Stored data
━━━━

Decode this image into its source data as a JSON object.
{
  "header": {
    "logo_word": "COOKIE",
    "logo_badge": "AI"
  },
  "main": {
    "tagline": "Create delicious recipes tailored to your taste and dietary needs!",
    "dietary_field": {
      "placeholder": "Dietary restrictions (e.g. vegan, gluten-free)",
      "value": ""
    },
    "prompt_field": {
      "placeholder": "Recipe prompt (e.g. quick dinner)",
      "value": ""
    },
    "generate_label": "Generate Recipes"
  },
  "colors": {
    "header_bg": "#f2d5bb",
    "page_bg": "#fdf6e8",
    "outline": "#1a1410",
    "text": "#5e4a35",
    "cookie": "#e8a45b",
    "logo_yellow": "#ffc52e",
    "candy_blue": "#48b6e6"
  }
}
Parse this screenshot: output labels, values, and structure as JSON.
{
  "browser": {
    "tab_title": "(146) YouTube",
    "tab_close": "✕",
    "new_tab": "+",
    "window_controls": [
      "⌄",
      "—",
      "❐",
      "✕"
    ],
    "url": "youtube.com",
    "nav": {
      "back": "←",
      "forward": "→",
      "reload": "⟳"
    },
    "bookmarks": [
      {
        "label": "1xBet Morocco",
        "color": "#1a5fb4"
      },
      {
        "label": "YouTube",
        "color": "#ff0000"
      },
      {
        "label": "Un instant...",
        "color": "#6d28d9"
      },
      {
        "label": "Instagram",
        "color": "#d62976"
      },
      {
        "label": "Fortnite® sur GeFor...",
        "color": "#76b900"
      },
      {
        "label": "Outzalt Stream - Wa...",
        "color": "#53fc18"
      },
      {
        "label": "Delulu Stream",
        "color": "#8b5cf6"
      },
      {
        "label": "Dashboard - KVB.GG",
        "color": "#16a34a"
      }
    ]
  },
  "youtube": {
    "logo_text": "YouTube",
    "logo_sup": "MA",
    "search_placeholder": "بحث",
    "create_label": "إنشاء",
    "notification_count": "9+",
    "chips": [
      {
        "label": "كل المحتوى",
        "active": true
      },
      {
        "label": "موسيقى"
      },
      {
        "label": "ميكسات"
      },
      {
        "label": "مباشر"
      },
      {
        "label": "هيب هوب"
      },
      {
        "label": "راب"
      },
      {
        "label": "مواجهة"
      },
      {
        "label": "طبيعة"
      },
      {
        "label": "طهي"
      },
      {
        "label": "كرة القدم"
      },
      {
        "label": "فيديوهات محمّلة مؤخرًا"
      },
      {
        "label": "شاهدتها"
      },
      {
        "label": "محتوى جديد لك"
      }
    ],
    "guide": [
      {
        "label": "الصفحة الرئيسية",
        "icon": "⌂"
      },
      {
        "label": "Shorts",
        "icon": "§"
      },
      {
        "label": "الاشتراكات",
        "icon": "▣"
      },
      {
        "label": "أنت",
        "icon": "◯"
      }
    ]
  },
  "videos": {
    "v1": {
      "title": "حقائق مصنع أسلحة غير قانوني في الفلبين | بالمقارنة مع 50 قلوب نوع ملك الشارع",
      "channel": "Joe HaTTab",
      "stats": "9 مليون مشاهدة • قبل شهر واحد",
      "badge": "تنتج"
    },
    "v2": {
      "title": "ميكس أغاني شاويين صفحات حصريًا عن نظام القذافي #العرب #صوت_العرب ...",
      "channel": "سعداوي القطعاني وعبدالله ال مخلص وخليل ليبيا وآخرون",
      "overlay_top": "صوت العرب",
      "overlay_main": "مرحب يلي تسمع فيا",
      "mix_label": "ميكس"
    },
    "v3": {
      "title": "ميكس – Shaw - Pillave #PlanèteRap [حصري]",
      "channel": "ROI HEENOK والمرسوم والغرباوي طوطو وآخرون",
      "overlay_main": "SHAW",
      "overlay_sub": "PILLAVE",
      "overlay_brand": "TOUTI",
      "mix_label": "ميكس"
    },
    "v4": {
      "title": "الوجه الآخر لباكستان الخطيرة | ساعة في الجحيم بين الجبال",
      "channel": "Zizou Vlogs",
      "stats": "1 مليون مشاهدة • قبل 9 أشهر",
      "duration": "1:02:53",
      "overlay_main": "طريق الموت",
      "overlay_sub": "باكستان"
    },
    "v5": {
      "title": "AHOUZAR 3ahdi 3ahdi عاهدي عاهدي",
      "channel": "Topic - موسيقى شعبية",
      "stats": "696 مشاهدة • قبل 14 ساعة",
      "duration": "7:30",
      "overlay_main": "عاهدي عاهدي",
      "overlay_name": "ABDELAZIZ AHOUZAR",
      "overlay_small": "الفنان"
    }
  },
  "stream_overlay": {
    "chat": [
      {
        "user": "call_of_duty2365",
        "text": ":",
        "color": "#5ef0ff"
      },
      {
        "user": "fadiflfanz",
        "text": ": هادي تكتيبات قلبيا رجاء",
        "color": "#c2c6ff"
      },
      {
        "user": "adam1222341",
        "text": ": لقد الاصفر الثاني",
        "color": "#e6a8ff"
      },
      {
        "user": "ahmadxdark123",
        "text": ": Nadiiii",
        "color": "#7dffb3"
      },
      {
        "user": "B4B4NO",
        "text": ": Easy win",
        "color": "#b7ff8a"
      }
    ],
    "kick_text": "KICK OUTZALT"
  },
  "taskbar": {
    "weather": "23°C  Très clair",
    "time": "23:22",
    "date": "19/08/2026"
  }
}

━━━━

• [Objective]
Filter the records for lines holding the string "وآخرون". Copy each one.

• [Result]
      "channel": "سعداوي القطعاني وعبدالله ال مخلص وخليل ليبيا وآخرون",
      "channel": "ROI HEENOK والمرسوم والغرباوي طوطو وآخرون",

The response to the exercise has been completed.